:: Exercise input ::
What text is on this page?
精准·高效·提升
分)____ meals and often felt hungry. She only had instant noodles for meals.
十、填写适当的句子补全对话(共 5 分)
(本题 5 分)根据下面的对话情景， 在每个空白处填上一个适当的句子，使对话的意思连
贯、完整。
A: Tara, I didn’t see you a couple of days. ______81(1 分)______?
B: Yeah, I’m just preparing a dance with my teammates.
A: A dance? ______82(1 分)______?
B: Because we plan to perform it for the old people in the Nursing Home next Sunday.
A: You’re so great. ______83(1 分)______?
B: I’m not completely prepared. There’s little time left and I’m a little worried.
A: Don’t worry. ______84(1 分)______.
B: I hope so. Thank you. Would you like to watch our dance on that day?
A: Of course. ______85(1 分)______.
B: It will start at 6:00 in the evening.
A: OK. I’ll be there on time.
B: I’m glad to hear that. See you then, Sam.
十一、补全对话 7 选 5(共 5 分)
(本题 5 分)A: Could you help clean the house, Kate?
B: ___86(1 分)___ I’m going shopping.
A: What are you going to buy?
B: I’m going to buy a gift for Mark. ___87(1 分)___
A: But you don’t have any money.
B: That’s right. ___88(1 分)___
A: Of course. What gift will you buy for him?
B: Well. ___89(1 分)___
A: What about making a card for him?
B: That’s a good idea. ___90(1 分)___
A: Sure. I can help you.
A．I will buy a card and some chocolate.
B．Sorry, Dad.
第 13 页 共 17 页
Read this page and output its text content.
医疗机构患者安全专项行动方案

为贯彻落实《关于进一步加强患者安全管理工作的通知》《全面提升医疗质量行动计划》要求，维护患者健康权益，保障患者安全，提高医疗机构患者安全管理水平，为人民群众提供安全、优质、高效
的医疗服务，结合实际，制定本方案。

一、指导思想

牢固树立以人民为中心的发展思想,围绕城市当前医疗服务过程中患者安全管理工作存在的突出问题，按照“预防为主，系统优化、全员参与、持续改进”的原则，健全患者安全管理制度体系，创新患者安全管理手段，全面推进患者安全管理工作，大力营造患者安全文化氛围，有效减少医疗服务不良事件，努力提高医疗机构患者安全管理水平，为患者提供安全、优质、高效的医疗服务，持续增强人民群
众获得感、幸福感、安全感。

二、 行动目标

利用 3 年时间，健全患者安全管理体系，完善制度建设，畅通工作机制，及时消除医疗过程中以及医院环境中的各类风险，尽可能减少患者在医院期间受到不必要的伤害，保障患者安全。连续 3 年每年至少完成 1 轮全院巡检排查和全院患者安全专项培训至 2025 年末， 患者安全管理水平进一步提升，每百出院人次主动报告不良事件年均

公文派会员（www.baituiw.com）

:: Goal ::
Check each line of these records for the string "dance" and state only how many lines have it.

:: Output below ::
3